§ **Data shown**
● ● ●
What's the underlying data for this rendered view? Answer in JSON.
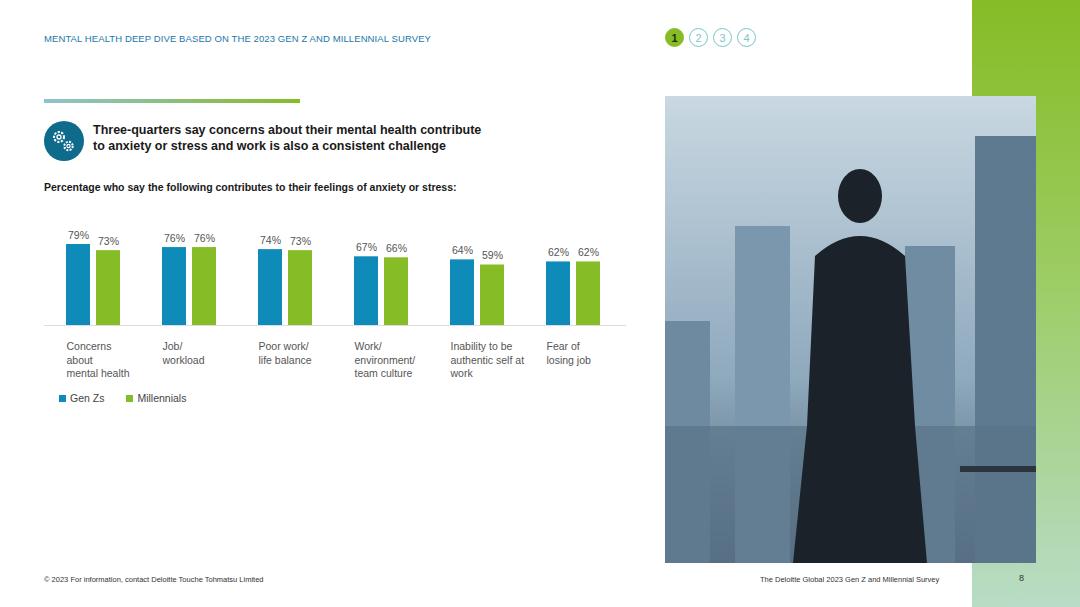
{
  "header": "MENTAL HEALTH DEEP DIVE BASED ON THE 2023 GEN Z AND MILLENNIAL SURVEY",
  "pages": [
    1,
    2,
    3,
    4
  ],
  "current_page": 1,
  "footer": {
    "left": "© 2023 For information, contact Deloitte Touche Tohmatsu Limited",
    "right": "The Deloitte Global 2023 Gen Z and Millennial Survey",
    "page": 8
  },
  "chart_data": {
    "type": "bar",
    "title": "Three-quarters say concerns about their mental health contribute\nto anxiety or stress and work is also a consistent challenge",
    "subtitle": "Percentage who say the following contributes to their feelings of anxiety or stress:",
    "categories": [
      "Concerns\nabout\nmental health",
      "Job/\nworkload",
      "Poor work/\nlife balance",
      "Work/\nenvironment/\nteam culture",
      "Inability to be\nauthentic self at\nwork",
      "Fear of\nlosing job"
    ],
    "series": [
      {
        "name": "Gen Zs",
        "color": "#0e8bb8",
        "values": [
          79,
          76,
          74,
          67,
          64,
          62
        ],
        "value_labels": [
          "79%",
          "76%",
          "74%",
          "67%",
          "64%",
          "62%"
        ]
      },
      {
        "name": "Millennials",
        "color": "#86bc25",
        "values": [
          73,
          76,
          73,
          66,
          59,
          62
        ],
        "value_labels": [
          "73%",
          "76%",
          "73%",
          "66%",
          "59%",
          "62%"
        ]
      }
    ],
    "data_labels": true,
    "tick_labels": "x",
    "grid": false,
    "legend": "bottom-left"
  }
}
● ● ●
Repeat all of the entries word for word, but omit the pictures.

§ **Exercise solution**
What's the underlying data for this rendered view? Answer in JSON.
{
  "header": "MENTAL HEALTH DEEP DIVE BASED ON THE 2023 GEN Z AND MILLENNIAL SURVEY",
  "pages": [
    1,
    2,
    3,
    4
  ],
  "current_page": 1,
  "footer": {
    "left": "© 2023 For information, contact Deloitte Touche Tohmatsu Limited",
    "right": "The Deloitte Global 2023 Gen Z and Millennial Survey",
    "page": 8
  },
  "chart_data": {
    "type": "bar",
    "title": "Three-quarters say concerns about their mental health contribute\nto anxiety or stress and work is also a consistent challenge",
    "subtitle": "Percentage who say the following contributes to their feelings of anxiety or stress:",
    "categories": [
      "Concerns\nabout\nmental health",
      "Job/\nworkload",
      "Poor work/\nlife balance",
      "Work/\nenvironment/\nteam culture",
      "Inability to be\nauthentic self at\nwork",
      "Fear of\nlosing job"
    ],
    "series": [
      {
        "name": "Gen Zs",
        "color": "#0e8bb8",
        "values": [
          79,
          76,
          74,
          67,
          64,
          62
        ],
        "value_labels": [
          "79%",
          "76%",
          "74%",
          "67%",
          "64%",
          "62%"
        ]
      },
      {
        "name": "Millennials",
        "color": "#86bc25",
        "values": [
          73,
          76,
          73,
          66,
          59,
          62
        ],
        "value_labels": [
          "73%",
          "76%",
          "73%",
          "66%",
          "59%",
          "62%"
        ]
      }
    ],
    "data_labels": true,
    "tick_labels": "x",
    "grid": false,
    "legend": "bottom-left"
  }
}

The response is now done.